▶ **Goal**: Output the data below in full, character for character.

-- BEGIN Supplied entries --

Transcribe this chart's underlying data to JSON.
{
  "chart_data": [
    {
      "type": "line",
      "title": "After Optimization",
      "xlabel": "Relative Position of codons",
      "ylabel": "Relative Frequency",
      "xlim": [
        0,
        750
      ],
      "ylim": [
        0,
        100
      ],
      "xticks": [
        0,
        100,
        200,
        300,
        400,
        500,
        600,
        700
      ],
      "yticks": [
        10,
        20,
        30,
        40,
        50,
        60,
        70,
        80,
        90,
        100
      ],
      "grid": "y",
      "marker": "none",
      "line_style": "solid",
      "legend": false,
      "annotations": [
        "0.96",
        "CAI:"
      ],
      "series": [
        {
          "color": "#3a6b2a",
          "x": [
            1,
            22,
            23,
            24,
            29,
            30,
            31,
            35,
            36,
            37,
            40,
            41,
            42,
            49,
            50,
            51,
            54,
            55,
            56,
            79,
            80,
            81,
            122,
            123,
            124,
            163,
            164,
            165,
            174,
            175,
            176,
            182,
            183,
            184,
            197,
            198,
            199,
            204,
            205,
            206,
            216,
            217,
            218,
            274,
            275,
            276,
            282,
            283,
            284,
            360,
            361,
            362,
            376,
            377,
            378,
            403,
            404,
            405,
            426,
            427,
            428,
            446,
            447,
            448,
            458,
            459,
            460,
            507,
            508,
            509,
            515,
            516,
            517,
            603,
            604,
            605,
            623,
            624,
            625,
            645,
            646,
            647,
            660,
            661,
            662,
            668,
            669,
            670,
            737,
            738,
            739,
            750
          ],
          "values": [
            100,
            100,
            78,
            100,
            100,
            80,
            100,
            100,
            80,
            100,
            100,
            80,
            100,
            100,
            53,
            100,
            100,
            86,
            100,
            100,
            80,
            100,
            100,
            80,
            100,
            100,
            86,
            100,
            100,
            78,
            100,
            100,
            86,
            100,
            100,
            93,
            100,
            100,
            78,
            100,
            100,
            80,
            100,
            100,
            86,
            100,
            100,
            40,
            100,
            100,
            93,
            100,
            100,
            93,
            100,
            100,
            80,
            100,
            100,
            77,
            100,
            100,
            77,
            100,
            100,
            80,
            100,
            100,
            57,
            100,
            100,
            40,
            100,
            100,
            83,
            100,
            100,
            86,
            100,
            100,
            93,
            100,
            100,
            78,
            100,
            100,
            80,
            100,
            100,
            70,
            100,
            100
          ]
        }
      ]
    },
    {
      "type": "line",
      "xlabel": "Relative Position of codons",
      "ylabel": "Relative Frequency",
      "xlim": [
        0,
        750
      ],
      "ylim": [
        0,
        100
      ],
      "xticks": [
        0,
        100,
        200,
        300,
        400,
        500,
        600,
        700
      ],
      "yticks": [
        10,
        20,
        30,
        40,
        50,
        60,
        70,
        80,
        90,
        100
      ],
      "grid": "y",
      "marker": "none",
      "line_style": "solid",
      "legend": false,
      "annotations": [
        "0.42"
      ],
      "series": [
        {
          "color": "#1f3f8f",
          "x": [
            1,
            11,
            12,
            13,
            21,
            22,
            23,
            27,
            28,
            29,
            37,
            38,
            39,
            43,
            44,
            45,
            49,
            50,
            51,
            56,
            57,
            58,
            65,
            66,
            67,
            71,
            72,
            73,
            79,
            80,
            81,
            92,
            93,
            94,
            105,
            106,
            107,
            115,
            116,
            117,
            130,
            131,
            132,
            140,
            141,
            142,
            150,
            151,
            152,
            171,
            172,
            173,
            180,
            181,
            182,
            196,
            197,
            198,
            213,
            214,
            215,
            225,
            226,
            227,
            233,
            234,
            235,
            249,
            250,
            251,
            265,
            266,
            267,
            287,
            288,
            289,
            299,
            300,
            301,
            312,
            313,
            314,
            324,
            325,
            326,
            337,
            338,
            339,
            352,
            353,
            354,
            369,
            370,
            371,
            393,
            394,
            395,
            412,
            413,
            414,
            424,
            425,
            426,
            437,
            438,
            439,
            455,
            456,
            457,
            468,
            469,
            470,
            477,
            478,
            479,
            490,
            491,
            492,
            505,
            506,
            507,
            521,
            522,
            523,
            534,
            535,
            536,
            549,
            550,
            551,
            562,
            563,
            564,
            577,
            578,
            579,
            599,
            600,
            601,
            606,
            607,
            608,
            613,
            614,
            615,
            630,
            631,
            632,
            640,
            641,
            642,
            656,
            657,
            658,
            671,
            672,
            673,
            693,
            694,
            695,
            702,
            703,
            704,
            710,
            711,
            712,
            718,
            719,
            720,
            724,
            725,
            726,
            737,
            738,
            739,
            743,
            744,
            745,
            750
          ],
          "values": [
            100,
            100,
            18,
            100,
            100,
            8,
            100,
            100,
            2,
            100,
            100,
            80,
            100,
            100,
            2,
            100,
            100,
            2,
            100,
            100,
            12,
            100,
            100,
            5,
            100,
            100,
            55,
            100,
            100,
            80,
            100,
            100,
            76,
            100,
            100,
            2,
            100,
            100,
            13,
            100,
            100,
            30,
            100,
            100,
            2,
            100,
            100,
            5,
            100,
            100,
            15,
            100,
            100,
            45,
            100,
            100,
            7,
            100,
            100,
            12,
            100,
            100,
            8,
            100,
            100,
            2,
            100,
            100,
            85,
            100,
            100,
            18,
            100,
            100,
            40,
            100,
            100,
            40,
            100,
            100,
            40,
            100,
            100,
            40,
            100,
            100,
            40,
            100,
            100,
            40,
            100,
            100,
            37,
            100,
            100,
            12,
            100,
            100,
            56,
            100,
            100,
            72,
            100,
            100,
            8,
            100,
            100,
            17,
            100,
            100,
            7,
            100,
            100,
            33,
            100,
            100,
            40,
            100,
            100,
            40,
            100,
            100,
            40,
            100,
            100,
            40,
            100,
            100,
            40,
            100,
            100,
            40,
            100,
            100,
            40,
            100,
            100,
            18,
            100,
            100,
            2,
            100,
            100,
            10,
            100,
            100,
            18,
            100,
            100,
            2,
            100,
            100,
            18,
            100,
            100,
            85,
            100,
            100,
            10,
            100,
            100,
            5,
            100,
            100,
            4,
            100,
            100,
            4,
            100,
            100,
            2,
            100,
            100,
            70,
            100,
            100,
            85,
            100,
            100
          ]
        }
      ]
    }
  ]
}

-- END Supplied entries --

▶ **Task solution**:
Transcribe this chart's underlying data to JSON.
{
  "chart_data": [
    {
      "type": "line",
      "title": "After Optimization",
      "xlabel": "Relative Position of codons",
      "ylabel": "Relative Frequency",
      "xlim": [
        0,
        750
      ],
      "ylim": [
        0,
        100
      ],
      "xticks": [
        0,
        100,
        200,
        300,
        400,
        500,
        600,
        700
      ],
      "yticks": [
        10,
        20,
        30,
        40,
        50,
        60,
        70,
        80,
        90,
        100
      ],
      "grid": "y",
      "marker": "none",
      "line_style": "solid",
      "legend": false,
      "annotations": [
        "0.96",
        "CAI:"
      ],
      "series": [
        {
          "color": "#3a6b2a",
          "x": [
            1,
            22,
            23,
            24,
            29,
            30,
            31,
            35,
            36,
            37,
            40,
            41,
            42,
            49,
            50,
            51,
            54,
            55,
            56,
            79,
            80,
            81,
            122,
            123,
            124,
            163,
            164,
            165,
            174,
            175,
            176,
            182,
            183,
            184,
            197,
            198,
            199,
            204,
            205,
            206,
            216,
            217,
            218,
            274,
            275,
            276,
            282,
            283,
            284,
            360,
            361,
            362,
            376,
            377,
            378,
            403,
            404,
            405,
            426,
            427,
            428,
            446,
            447,
            448,
            458,
            459,
            460,
            507,
            508,
            509,
            515,
            516,
            517,
            603,
            604,
            605,
            623,
            624,
            625,
            645,
            646,
            647,
            660,
            661,
            662,
            668,
            669,
            670,
            737,
            738,
            739,
            750
          ],
          "values": [
            100,
            100,
            78,
            100,
            100,
            80,
            100,
            100,
            80,
            100,
            100,
            80,
            100,
            100,
            53,
            100,
            100,
            86,
            100,
            100,
            80,
            100,
            100,
            80,
            100,
            100,
            86,
            100,
            100,
            78,
            100,
            100,
            86,
            100,
            100,
            93,
            100,
            100,
            78,
            100,
            100,
            80,
            100,
            100,
            86,
            100,
            100,
            40,
            100,
            100,
            93,
            100,
            100,
            93,
            100,
            100,
            80,
            100,
            100,
            77,
            100,
            100,
            77,
            100,
            100,
            80,
            100,
            100,
            57,
            100,
            100,
            40,
            100,
            100,
            83,
            100,
            100,
            86,
            100,
            100,
            93,
            100,
            100,
            78,
            100,
            100,
            80,
            100,
            100,
            70,
            100,
            100
          ]
        }
      ]
    },
    {
      "type": "line",
      "xlabel": "Relative Position of codons",
      "ylabel": "Relative Frequency",
      "xlim": [
        0,
        750
      ],
      "ylim": [
        0,
        100
      ],
      "xticks": [
        0,
        100,
        200,
        300,
        400,
        500,
        600,
        700
      ],
      "yticks": [
        10,
        20,
        30,
        40,
        50,
        60,
        70,
        80,
        90,
        100
      ],
      "grid": "y",
      "marker": "none",
      "line_style": "solid",
      "legend": false,
      "annotations": [
        "0.42"
      ],
      "series": [
        {
          "color": "#1f3f8f",
          "x": [
            1,
            11,
            12,
            13,
            21,
            22,
            23,
            27,
            28,
            29,
            37,
            38,
            39,
            43,
            44,
            45,
            49,
            50,
            51,
            56,
            57,
            58,
            65,
            66,
            67,
            71,
            72,
            73,
            79,
            80,
            81,
            92,
            93,
            94,
            105,
            106,
            107,
            115,
            116,
            117,
            130,
            131,
            132,
            140,
            141,
            142,
            150,
            151,
            152,
            171,
            172,
            173,
            180,
            181,
            182,
            196,
            197,
            198,
            213,
            214,
            215,
            225,
            226,
            227,
            233,
            234,
            235,
            249,
            250,
            251,
            265,
            266,
            267,
            287,
            288,
            289,
            299,
            300,
            301,
            312,
            313,
            314,
            324,
            325,
            326,
            337,
            338,
            339,
            352,
            353,
            354,
            369,
            370,
            371,
            393,
            394,
            395,
            412,
            413,
            414,
            424,
            425,
            426,
            437,
            438,
            439,
            455,
            456,
            457,
            468,
            469,
            470,
            477,
            478,
            479,
            490,
            491,
            492,
            505,
            506,
            507,
            521,
            522,
            523,
            534,
            535,
            536,
            549,
            550,
            551,
            562,
            563,
            564,
            577,
            578,
            579,
            599,
            600,
            601,
            606,
            607,
            608,
            613,
            614,
            615,
            630,
            631,
            632,
            640,
            641,
            642,
            656,
            657,
            658,
            671,
            672,
            673,
            693,
            694,
            695,
            702,
            703,
            704,
            710,
            711,
            712,
            718,
            719,
            720,
            724,
            725,
            726,
            737,
            738,
            739,
            743,
            744,
            745,
            750
          ],
          "values": [
            100,
            100,
            18,
            100,
            100,
            8,
            100,
            100,
            2,
            100,
            100,
            80,
            100,
            100,
            2,
            100,
            100,
            2,
            100,
            100,
            12,
            100,
            100,
            5,
            100,
            100,
            55,
            100,
            100,
            80,
            100,
            100,
            76,
            100,
            100,
            2,
            100,
            100,
            13,
            100,
            100,
            30,
            100,
            100,
            2,
            100,
            100,
            5,
            100,
            100,
            15,
            100,
            100,
            45,
            100,
            100,
            7,
            100,
            100,
            12,
            100,
            100,
            8,
            100,
            100,
            2,
            100,
            100,
            85,
            100,
            100,
            18,
            100,
            100,
            40,
            100,
            100,
            40,
            100,
            100,
            40,
            100,
            100,
            40,
            100,
            100,
            40,
            100,
            100,
            40,
            100,
            100,
            37,
            100,
            100,
            12,
            100,
            100,
            56,
            100,
            100,
            72,
            100,
            100,
            8,
            100,
            100,
            17,
            100,
            100,
            7,
            100,
            100,
            33,
            100,
            100,
            40,
            100,
            100,
            40,
            100,
            100,
            40,
            100,
            100,
            40,
            100,
            100,
            40,
            100,
            100,
            40,
            100,
            100,
            40,
            100,
            100,
            18,
            100,
            100,
            2,
            100,
            100,
            10,
            100,
            100,
            18,
            100,
            100,
            2,
            100,
            100,
            18,
            100,
            100,
            85,
            100,
            100,
            10,
            100,
            100,
            5,
            100,
            100,
            4,
            100,
            100,
            4,
            100,
            100,
            2,
            100,
            100,
            70,
            100,
            100,
            85,
            100,
            100
          ]
        }
      ]
    }
  ]
}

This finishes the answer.